• [Stored entries]:
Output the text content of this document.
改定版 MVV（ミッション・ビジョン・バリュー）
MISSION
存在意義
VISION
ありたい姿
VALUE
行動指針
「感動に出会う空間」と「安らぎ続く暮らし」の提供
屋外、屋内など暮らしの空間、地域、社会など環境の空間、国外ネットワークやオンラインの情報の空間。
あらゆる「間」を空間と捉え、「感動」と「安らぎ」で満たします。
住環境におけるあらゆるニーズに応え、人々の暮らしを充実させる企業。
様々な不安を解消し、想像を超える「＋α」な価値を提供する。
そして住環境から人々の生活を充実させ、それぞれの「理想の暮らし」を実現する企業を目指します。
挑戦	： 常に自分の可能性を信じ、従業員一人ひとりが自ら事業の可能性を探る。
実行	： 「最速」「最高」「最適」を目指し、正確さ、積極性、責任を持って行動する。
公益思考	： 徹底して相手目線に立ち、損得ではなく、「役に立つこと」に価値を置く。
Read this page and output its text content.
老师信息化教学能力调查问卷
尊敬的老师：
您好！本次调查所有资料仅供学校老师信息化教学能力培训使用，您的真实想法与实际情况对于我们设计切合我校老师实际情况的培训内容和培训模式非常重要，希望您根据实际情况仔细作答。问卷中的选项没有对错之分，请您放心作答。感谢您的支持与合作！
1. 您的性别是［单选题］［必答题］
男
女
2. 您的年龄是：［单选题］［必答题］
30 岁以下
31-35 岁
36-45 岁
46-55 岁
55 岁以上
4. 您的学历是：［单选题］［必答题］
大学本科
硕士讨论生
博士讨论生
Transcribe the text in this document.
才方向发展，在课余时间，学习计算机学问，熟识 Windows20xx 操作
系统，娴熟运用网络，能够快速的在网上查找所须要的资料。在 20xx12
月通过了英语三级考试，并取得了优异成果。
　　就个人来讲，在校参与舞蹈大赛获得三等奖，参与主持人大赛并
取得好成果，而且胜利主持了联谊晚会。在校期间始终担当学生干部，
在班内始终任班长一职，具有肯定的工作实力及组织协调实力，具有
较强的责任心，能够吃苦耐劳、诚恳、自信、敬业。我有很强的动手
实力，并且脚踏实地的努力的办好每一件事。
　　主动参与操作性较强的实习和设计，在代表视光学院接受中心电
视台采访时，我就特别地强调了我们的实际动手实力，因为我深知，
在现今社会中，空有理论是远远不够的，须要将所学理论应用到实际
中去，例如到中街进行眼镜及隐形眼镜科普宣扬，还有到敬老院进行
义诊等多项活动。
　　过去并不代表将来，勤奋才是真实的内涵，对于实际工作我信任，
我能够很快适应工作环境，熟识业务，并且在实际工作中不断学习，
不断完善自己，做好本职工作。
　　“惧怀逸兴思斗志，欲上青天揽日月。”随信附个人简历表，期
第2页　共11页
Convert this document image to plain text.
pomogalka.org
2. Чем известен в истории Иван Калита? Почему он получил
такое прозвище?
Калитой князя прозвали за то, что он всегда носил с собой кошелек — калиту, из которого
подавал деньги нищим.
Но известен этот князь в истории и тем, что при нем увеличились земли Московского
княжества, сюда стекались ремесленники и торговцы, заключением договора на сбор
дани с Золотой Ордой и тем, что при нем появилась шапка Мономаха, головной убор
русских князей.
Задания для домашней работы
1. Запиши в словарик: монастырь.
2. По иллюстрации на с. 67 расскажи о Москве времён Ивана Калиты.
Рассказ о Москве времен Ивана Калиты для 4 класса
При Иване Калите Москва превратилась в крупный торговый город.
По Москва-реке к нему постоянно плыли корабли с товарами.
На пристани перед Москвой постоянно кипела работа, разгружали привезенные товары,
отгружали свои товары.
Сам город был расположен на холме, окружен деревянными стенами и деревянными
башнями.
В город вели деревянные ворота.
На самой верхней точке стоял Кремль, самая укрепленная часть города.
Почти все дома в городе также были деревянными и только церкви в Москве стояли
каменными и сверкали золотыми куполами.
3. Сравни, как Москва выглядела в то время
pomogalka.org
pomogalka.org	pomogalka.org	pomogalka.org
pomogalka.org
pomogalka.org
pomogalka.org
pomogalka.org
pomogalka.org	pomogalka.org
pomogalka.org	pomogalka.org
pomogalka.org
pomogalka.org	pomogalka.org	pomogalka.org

• [WHAT YOU HAVE TO DO]:
Say how many lines of the listing above contain "Ивана", with no other words.

• [ANSWER BELOW]:
2